(Items from a document page collection)
——————
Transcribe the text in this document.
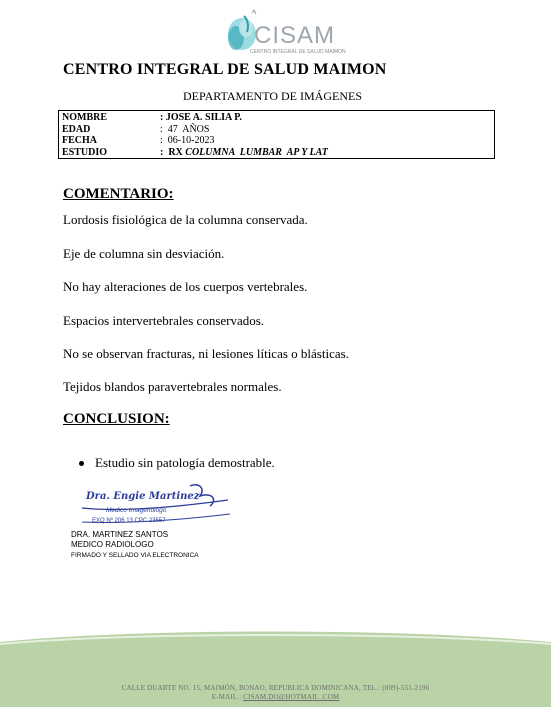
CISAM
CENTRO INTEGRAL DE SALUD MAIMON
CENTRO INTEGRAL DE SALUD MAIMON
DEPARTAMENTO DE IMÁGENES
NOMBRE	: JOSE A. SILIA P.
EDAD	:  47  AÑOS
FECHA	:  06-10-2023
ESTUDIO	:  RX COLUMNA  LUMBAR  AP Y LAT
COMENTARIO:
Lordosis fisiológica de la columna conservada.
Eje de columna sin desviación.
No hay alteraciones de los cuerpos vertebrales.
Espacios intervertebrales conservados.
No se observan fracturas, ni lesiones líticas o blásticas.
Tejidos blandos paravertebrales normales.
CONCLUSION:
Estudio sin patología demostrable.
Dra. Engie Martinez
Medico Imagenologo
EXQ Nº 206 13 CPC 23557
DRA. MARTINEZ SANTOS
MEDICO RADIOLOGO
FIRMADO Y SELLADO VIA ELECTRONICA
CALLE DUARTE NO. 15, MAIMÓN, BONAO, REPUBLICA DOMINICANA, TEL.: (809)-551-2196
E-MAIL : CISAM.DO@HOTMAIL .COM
——————
(Work instructions): Would you set down every line of the data above exactly, skipping the pictures?

(Task result):
Transcribe the text in this document.
CISAM
CENTRO INTEGRAL DE SALUD MAIMON
CENTRO INTEGRAL DE SALUD MAIMON
DEPARTAMENTO DE IMÁGENES
NOMBRE	: JOSE A. SILIA P.
EDAD	:  47  AÑOS
FECHA	:  06-10-2023
ESTUDIO	:  RX COLUMNA  LUMBAR  AP Y LAT
COMENTARIO:
Lordosis fisiológica de la columna conservada.
Eje de columna sin desviación.
No hay alteraciones de los cuerpos vertebrales.
Espacios intervertebrales conservados.
No se observan fracturas, ni lesiones líticas o blásticas.
Tejidos blandos paravertebrales normales.
CONCLUSION:
Estudio sin patología demostrable.
Dra. Engie Martinez
Medico Imagenologo
EXQ Nº 206 13 CPC 23557
DRA. MARTINEZ SANTOS
MEDICO RADIOLOGO
FIRMADO Y SELLADO VIA ELECTRONICA
CALLE DUARTE NO. 15, MAIMÓN, BONAO, REPUBLICA DOMINICANA, TEL.: (809)-551-2196
E-MAIL : CISAM.DO@HOTMAIL .COM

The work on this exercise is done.